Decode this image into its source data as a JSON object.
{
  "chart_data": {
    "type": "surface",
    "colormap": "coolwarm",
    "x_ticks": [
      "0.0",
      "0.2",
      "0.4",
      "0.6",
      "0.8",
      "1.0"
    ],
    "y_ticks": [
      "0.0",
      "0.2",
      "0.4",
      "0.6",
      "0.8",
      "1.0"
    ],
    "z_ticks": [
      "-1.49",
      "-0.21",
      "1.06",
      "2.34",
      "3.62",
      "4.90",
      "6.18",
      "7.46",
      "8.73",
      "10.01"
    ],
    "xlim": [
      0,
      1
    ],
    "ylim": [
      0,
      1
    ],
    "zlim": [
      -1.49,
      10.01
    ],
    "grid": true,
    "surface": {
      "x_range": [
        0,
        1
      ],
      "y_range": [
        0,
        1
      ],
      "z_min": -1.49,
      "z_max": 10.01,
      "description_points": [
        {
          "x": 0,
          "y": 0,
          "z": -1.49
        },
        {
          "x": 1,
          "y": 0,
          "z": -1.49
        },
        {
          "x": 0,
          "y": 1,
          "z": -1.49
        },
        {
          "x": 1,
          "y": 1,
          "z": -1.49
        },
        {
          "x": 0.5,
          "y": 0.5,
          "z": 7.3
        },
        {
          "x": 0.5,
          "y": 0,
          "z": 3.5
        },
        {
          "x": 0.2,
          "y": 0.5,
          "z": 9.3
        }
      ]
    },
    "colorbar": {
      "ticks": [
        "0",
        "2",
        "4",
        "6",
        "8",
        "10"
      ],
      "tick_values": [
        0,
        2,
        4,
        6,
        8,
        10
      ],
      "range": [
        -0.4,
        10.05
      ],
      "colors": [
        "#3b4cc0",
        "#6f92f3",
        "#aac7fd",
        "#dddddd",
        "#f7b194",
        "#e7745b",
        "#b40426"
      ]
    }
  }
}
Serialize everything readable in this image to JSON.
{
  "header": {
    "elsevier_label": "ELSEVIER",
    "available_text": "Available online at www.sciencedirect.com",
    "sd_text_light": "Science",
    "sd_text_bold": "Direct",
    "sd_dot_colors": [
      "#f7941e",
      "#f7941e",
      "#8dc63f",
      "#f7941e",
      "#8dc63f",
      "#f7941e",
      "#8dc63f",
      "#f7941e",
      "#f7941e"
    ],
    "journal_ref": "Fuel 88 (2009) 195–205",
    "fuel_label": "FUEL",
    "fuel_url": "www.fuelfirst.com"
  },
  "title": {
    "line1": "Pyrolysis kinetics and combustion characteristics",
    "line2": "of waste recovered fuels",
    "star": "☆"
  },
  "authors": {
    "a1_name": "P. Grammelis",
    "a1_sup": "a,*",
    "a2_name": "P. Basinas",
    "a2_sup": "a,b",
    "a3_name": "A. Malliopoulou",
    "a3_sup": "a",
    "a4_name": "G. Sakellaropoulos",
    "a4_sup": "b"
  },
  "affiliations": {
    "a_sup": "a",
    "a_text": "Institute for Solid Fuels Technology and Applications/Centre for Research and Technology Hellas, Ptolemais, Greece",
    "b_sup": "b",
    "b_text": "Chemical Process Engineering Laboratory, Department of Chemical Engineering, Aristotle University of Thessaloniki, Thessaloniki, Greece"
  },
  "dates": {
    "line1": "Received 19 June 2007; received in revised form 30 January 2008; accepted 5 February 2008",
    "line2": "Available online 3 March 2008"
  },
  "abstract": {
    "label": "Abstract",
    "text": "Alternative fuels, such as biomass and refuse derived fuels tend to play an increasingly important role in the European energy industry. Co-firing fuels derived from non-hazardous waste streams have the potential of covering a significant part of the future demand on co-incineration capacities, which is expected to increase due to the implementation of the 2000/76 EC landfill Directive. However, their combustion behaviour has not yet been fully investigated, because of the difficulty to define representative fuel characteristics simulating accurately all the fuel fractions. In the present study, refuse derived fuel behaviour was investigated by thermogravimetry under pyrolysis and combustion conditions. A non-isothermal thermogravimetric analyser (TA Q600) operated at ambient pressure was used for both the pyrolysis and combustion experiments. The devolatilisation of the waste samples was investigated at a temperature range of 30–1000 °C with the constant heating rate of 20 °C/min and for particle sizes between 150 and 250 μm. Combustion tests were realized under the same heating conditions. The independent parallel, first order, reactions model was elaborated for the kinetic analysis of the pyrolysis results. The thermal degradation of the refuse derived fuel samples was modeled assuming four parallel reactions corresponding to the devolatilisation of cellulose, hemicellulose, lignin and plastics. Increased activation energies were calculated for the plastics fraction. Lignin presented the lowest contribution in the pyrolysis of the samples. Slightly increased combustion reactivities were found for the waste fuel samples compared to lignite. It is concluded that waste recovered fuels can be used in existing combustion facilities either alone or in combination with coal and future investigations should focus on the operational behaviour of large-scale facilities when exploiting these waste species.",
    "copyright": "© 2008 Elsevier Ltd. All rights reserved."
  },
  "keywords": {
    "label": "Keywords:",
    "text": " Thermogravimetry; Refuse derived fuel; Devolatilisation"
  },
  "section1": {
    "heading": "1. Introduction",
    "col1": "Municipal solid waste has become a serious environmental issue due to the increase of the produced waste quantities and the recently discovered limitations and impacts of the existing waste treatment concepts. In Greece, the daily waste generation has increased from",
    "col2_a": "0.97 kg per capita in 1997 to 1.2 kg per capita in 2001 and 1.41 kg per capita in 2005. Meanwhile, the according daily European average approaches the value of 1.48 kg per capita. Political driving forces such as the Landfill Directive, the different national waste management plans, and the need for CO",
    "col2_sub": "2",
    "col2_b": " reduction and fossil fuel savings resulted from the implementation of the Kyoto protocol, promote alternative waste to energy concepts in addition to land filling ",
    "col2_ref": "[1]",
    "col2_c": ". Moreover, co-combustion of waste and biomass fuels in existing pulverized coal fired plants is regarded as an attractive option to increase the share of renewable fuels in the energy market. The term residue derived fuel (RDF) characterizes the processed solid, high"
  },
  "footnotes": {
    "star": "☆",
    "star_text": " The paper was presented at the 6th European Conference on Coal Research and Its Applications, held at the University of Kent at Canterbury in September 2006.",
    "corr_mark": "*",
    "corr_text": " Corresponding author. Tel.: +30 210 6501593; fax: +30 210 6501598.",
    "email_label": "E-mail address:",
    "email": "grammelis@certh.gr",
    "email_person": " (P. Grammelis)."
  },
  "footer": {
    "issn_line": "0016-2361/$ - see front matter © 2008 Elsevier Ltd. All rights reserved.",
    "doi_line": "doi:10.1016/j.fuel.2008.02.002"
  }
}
____
● **THE TASK**: Repeat the records above exactly.

● **THE REPLY**:
Decode this image into its source data as a JSON object.
{
  "chart_data": {
    "type": "surface",
    "colormap": "coolwarm",
    "x_ticks": [
      "0.0",
      "0.2",
      "0.4",
      "0.6",
      "0.8",
      "1.0"
    ],
    "y_ticks": [
      "0.0",
      "0.2",
      "0.4",
      "0.6",
      "0.8",
      "1.0"
    ],
    "z_ticks": [
      "-1.49",
      "-0.21",
      "1.06",
      "2.34",
      "3.62",
      "4.90",
      "6.18",
      "7.46",
      "8.73",
      "10.01"
    ],
    "xlim": [
      0,
      1
    ],
    "ylim": [
      0,
      1
    ],
    "zlim": [
      -1.49,
      10.01
    ],
    "grid": true,
    "surface": {
      "x_range": [
        0,
        1
      ],
      "y_range": [
        0,
        1
      ],
      "z_min": -1.49,
      "z_max": 10.01,
      "description_points": [
        {
          "x": 0,
          "y": 0,
          "z": -1.49
        },
        {
          "x": 1,
          "y": 0,
          "z": -1.49
        },
        {
          "x": 0,
          "y": 1,
          "z": -1.49
        },
        {
          "x": 1,
          "y": 1,
          "z": -1.49
        },
        {
          "x": 0.5,
          "y": 0.5,
          "z": 7.3
        },
        {
          "x": 0.5,
          "y": 0,
          "z": 3.5
        },
        {
          "x": 0.2,
          "y": 0.5,
          "z": 9.3
        }
      ]
    },
    "colorbar": {
      "ticks": [
        "0",
        "2",
        "4",
        "6",
        "8",
        "10"
      ],
      "tick_values": [
        0,
        2,
        4,
        6,
        8,
        10
      ],
      "range": [
        -0.4,
        10.05
      ],
      "colors": [
        "#3b4cc0",
        "#6f92f3",
        "#aac7fd",
        "#dddddd",
        "#f7b194",
        "#e7745b",
        "#b40426"
      ]
    }
  }
}
Serialize everything readable in this image to JSON.
{
  "header": {
    "elsevier_label": "ELSEVIER",
    "available_text": "Available online at www.sciencedirect.com",
    "sd_text_light": "Science",
    "sd_text_bold": "Direct",
    "sd_dot_colors": [
      "#f7941e",
      "#f7941e",
      "#8dc63f",
      "#f7941e",
      "#8dc63f",
      "#f7941e",
      "#8dc63f",
      "#f7941e",
      "#f7941e"
    ],
    "journal_ref": "Fuel 88 (2009) 195–205",
    "fuel_label": "FUEL",
    "fuel_url": "www.fuelfirst.com"
  },
  "title": {
    "line1": "Pyrolysis kinetics and combustion characteristics",
    "line2": "of waste recovered fuels",
    "star": "☆"
  },
  "authors": {
    "a1_name": "P. Grammelis",
    "a1_sup": "a,*",
    "a2_name": "P. Basinas",
    "a2_sup": "a,b",
    "a3_name": "A. Malliopoulou",
    "a3_sup": "a",
    "a4_name": "G. Sakellaropoulos",
    "a4_sup": "b"
  },
  "affiliations": {
    "a_sup": "a",
    "a_text": "Institute for Solid Fuels Technology and Applications/Centre for Research and Technology Hellas, Ptolemais, Greece",
    "b_sup": "b",
    "b_text": "Chemical Process Engineering Laboratory, Department of Chemical Engineering, Aristotle University of Thessaloniki, Thessaloniki, Greece"
  },
  "dates": {
    "line1": "Received 19 June 2007; received in revised form 30 January 2008; accepted 5 February 2008",
    "line2": "Available online 3 March 2008"
  },
  "abstract": {
    "label": "Abstract",
    "text": "Alternative fuels, such as biomass and refuse derived fuels tend to play an increasingly important role in the European energy industry. Co-firing fuels derived from non-hazardous waste streams have the potential of covering a significant part of the future demand on co-incineration capacities, which is expected to increase due to the implementation of the 2000/76 EC landfill Directive. However, their combustion behaviour has not yet been fully investigated, because of the difficulty to define representative fuel characteristics simulating accurately all the fuel fractions. In the present study, refuse derived fuel behaviour was investigated by thermogravimetry under pyrolysis and combustion conditions. A non-isothermal thermogravimetric analyser (TA Q600) operated at ambient pressure was used for both the pyrolysis and combustion experiments. The devolatilisation of the waste samples was investigated at a temperature range of 30–1000 °C with the constant heating rate of 20 °C/min and for particle sizes between 150 and 250 μm. Combustion tests were realized under the same heating conditions. The independent parallel, first order, reactions model was elaborated for the kinetic analysis of the pyrolysis results. The thermal degradation of the refuse derived fuel samples was modeled assuming four parallel reactions corresponding to the devolatilisation of cellulose, hemicellulose, lignin and plastics. Increased activation energies were calculated for the plastics fraction. Lignin presented the lowest contribution in the pyrolysis of the samples. Slightly increased combustion reactivities were found for the waste fuel samples compared to lignite. It is concluded that waste recovered fuels can be used in existing combustion facilities either alone or in combination with coal and future investigations should focus on the operational behaviour of large-scale facilities when exploiting these waste species.",
    "copyright": "© 2008 Elsevier Ltd. All rights reserved."
  },
  "keywords": {
    "label": "Keywords:",
    "text": " Thermogravimetry; Refuse derived fuel; Devolatilisation"
  },
  "section1": {
    "heading": "1. Introduction",
    "col1": "Municipal solid waste has become a serious environmental issue due to the increase of the produced waste quantities and the recently discovered limitations and impacts of the existing waste treatment concepts. In Greece, the daily waste generation has increased from",
    "col2_a": "0.97 kg per capita in 1997 to 1.2 kg per capita in 2001 and 1.41 kg per capita in 2005. Meanwhile, the according daily European average approaches the value of 1.48 kg per capita. Political driving forces such as the Landfill Directive, the different national waste management plans, and the need for CO",
    "col2_sub": "2",
    "col2_b": " reduction and fossil fuel savings resulted from the implementation of the Kyoto protocol, promote alternative waste to energy concepts in addition to land filling ",
    "col2_ref": "[1]",
    "col2_c": ". Moreover, co-combustion of waste and biomass fuels in existing pulverized coal fired plants is regarded as an attractive option to increase the share of renewable fuels in the energy market. The term residue derived fuel (RDF) characterizes the processed solid, high"
  },
  "footnotes": {
    "star": "☆",
    "star_text": " The paper was presented at the 6th European Conference on Coal Research and Its Applications, held at the University of Kent at Canterbury in September 2006.",
    "corr_mark": "*",
    "corr_text": " Corresponding author. Tel.: +30 210 6501593; fax: +30 210 6501598.",
    "email_label": "E-mail address:",
    "email": "grammelis@certh.gr",
    "email_person": " (P. Grammelis)."
  },
  "footer": {
    "issn_line": "0016-2361/$ - see front matter © 2008 Elsevier Ltd. All rights reserved.",
    "doi_line": "doi:10.1016/j.fuel.2008.02.002"
  }
}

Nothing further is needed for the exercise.